● The request:
Repeat the listing below in full, exactly as it stands.

● Stored records:
--
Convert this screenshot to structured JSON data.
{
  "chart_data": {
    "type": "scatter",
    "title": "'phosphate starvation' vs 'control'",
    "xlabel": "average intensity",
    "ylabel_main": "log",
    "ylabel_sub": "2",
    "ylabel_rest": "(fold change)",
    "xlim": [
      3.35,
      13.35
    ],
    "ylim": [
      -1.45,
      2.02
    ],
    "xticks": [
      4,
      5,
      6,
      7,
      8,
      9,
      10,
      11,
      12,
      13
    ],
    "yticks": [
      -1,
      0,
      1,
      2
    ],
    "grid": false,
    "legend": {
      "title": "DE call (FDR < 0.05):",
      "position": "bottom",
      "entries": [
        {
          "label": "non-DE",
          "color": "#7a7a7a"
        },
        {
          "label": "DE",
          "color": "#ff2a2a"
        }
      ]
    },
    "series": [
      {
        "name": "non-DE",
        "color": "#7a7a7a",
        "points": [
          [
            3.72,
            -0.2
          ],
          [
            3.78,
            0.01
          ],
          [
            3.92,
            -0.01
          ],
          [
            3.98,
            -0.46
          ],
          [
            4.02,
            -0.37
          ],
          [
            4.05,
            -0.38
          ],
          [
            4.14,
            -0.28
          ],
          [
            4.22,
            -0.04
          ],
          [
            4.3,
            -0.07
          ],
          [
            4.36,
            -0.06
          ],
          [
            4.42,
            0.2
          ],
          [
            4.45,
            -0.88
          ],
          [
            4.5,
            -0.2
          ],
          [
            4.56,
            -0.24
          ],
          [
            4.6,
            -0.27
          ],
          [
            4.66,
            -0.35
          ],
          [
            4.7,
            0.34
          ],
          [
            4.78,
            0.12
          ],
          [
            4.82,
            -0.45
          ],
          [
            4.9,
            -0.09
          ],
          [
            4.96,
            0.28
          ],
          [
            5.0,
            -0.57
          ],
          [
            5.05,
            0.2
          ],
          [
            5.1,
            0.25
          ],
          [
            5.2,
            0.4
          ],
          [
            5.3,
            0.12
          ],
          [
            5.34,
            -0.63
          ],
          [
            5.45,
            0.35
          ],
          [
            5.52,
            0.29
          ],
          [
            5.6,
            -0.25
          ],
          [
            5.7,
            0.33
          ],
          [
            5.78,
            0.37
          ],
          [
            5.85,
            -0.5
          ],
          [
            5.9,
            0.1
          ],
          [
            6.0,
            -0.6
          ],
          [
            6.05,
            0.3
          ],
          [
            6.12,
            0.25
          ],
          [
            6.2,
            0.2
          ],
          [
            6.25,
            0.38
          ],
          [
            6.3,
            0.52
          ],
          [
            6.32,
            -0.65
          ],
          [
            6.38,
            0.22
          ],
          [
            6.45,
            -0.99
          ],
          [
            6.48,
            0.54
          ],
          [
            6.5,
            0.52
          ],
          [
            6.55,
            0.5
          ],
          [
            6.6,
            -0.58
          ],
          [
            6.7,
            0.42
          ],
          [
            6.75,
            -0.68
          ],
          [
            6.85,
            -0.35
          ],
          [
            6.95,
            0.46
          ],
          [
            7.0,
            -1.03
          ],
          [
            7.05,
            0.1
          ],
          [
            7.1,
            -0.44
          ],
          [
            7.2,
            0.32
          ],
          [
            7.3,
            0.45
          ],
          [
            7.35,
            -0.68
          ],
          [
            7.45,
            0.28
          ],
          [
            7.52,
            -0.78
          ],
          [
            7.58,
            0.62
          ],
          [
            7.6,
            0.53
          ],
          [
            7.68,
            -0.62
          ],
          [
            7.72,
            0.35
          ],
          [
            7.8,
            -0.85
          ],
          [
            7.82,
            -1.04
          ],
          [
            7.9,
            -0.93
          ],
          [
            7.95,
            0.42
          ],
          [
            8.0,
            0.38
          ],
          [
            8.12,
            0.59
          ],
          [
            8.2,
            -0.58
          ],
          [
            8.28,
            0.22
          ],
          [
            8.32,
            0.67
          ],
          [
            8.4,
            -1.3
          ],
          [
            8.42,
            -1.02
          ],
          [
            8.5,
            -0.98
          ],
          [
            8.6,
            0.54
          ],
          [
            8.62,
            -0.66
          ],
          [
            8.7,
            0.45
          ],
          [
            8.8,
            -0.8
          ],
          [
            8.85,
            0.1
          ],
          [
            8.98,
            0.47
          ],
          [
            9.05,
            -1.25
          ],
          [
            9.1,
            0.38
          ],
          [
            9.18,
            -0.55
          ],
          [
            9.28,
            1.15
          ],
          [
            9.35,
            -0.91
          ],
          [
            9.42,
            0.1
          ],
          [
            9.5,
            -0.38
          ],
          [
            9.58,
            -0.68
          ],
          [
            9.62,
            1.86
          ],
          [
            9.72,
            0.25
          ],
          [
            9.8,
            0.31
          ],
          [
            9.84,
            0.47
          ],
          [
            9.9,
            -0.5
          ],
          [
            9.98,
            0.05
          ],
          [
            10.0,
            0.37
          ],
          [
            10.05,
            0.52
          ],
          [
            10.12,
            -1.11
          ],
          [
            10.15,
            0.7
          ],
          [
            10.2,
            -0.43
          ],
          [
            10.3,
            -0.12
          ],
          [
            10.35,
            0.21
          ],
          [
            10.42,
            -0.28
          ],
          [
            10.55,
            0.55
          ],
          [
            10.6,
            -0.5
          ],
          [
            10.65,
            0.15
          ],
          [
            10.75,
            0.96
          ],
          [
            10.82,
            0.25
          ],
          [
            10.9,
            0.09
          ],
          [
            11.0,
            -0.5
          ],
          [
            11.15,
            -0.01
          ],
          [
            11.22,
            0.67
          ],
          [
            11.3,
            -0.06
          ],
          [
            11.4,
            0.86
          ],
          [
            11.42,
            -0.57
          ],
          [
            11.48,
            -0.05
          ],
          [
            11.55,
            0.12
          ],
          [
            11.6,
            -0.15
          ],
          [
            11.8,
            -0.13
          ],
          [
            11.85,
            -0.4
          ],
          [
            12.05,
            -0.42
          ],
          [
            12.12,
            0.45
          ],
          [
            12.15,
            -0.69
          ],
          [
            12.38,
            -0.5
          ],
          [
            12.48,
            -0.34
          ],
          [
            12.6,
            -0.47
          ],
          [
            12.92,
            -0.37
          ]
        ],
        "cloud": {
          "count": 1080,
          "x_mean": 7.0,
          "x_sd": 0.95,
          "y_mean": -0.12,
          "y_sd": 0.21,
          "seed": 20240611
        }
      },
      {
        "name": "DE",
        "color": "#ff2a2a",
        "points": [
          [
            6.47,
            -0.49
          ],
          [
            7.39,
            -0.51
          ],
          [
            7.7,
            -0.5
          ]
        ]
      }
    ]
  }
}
--
● Answer in full:
Convert this screenshot to structured JSON data.
{
  "chart_data": {
    "type": "scatter",
    "title": "'phosphate starvation' vs 'control'",
    "xlabel": "average intensity",
    "ylabel_main": "log",
    "ylabel_sub": "2",
    "ylabel_rest": "(fold change)",
    "xlim": [
      3.35,
      13.35
    ],
    "ylim": [
      -1.45,
      2.02
    ],
    "xticks": [
      4,
      5,
      6,
      7,
      8,
      9,
      10,
      11,
      12,
      13
    ],
    "yticks": [
      -1,
      0,
      1,
      2
    ],
    "grid": false,
    "legend": {
      "title": "DE call (FDR < 0.05):",
      "position": "bottom",
      "entries": [
        {
          "label": "non-DE",
          "color": "#7a7a7a"
        },
        {
          "label": "DE",
          "color": "#ff2a2a"
        }
      ]
    },
    "series": [
      {
        "name": "non-DE",
        "color": "#7a7a7a",
        "points": [
          [
            3.72,
            -0.2
          ],
          [
            3.78,
            0.01
          ],
          [
            3.92,
            -0.01
          ],
          [
            3.98,
            -0.46
          ],
          [
            4.02,
            -0.37
          ],
          [
            4.05,
            -0.38
          ],
          [
            4.14,
            -0.28
          ],
          [
            4.22,
            -0.04
          ],
          [
            4.3,
            -0.07
          ],
          [
            4.36,
            -0.06
          ],
          [
            4.42,
            0.2
          ],
          [
            4.45,
            -0.88
          ],
          [
            4.5,
            -0.2
          ],
          [
            4.56,
            -0.24
          ],
          [
            4.6,
            -0.27
          ],
          [
            4.66,
            -0.35
          ],
          [
            4.7,
            0.34
          ],
          [
            4.78,
            0.12
          ],
          [
            4.82,
            -0.45
          ],
          [
            4.9,
            -0.09
          ],
          [
            4.96,
            0.28
          ],
          [
            5.0,
            -0.57
          ],
          [
            5.05,
            0.2
          ],
          [
            5.1,
            0.25
          ],
          [
            5.2,
            0.4
          ],
          [
            5.3,
            0.12
          ],
          [
            5.34,
            -0.63
          ],
          [
            5.45,
            0.35
          ],
          [
            5.52,
            0.29
          ],
          [
            5.6,
            -0.25
          ],
          [
            5.7,
            0.33
          ],
          [
            5.78,
            0.37
          ],
          [
            5.85,
            -0.5
          ],
          [
            5.9,
            0.1
          ],
          [
            6.0,
            -0.6
          ],
          [
            6.05,
            0.3
          ],
          [
            6.12,
            0.25
          ],
          [
            6.2,
            0.2
          ],
          [
            6.25,
            0.38
          ],
          [
            6.3,
            0.52
          ],
          [
            6.32,
            -0.65
          ],
          [
            6.38,
            0.22
          ],
          [
            6.45,
            -0.99
          ],
          [
            6.48,
            0.54
          ],
          [
            6.5,
            0.52
          ],
          [
            6.55,
            0.5
          ],
          [
            6.6,
            -0.58
          ],
          [
            6.7,
            0.42
          ],
          [
            6.75,
            -0.68
          ],
          [
            6.85,
            -0.35
          ],
          [
            6.95,
            0.46
          ],
          [
            7.0,
            -1.03
          ],
          [
            7.05,
            0.1
          ],
          [
            7.1,
            -0.44
          ],
          [
            7.2,
            0.32
          ],
          [
            7.3,
            0.45
          ],
          [
            7.35,
            -0.68
          ],
          [
            7.45,
            0.28
          ],
          [
            7.52,
            -0.78
          ],
          [
            7.58,
            0.62
          ],
          [
            7.6,
            0.53
          ],
          [
            7.68,
            -0.62
          ],
          [
            7.72,
            0.35
          ],
          [
            7.8,
            -0.85
          ],
          [
            7.82,
            -1.04
          ],
          [
            7.9,
            -0.93
          ],
          [
            7.95,
            0.42
          ],
          [
            8.0,
            0.38
          ],
          [
            8.12,
            0.59
          ],
          [
            8.2,
            -0.58
          ],
          [
            8.28,
            0.22
          ],
          [
            8.32,
            0.67
          ],
          [
            8.4,
            -1.3
          ],
          [
            8.42,
            -1.02
          ],
          [
            8.5,
            -0.98
          ],
          [
            8.6,
            0.54
          ],
          [
            8.62,
            -0.66
          ],
          [
            8.7,
            0.45
          ],
          [
            8.8,
            -0.8
          ],
          [
            8.85,
            0.1
          ],
          [
            8.98,
            0.47
          ],
          [
            9.05,
            -1.25
          ],
          [
            9.1,
            0.38
          ],
          [
            9.18,
            -0.55
          ],
          [
            9.28,
            1.15
          ],
          [
            9.35,
            -0.91
          ],
          [
            9.42,
            0.1
          ],
          [
            9.5,
            -0.38
          ],
          [
            9.58,
            -0.68
          ],
          [
            9.62,
            1.86
          ],
          [
            9.72,
            0.25
          ],
          [
            9.8,
            0.31
          ],
          [
            9.84,
            0.47
          ],
          [
            9.9,
            -0.5
          ],
          [
            9.98,
            0.05
          ],
          [
            10.0,
            0.37
          ],
          [
            10.05,
            0.52
          ],
          [
            10.12,
            -1.11
          ],
          [
            10.15,
            0.7
          ],
          [
            10.2,
            -0.43
          ],
          [
            10.3,
            -0.12
          ],
          [
            10.35,
            0.21
          ],
          [
            10.42,
            -0.28
          ],
          [
            10.55,
            0.55
          ],
          [
            10.6,
            -0.5
          ],
          [
            10.65,
            0.15
          ],
          [
            10.75,
            0.96
          ],
          [
            10.82,
            0.25
          ],
          [
            10.9,
            0.09
          ],
          [
            11.0,
            -0.5
          ],
          [
            11.15,
            -0.01
          ],
          [
            11.22,
            0.67
          ],
          [
            11.3,
            -0.06
          ],
          [
            11.4,
            0.86
          ],
          [
            11.42,
            -0.57
          ],
          [
            11.48,
            -0.05
          ],
          [
            11.55,
            0.12
          ],
          [
            11.6,
            -0.15
          ],
          [
            11.8,
            -0.13
          ],
          [
            11.85,
            -0.4
          ],
          [
            12.05,
            -0.42
          ],
          [
            12.12,
            0.45
          ],
          [
            12.15,
            -0.69
          ],
          [
            12.38,
            -0.5
          ],
          [
            12.48,
            -0.34
          ],
          [
            12.6,
            -0.47
          ],
          [
            12.92,
            -0.37
          ]
        ],
        "cloud": {
          "count": 1080,
          "x_mean": 7.0,
          "x_sd": 0.95,
          "y_mean": -0.12,
          "y_sd": 0.21,
          "seed": 20240611
        }
      },
      {
        "name": "DE",
        "color": "#ff2a2a",
        "points": [
          [
            6.47,
            -0.49
          ],
          [
            7.39,
            -0.51
          ],
          [
            7.7,
            -0.5
          ]
        ]
      }
    ]
  }
}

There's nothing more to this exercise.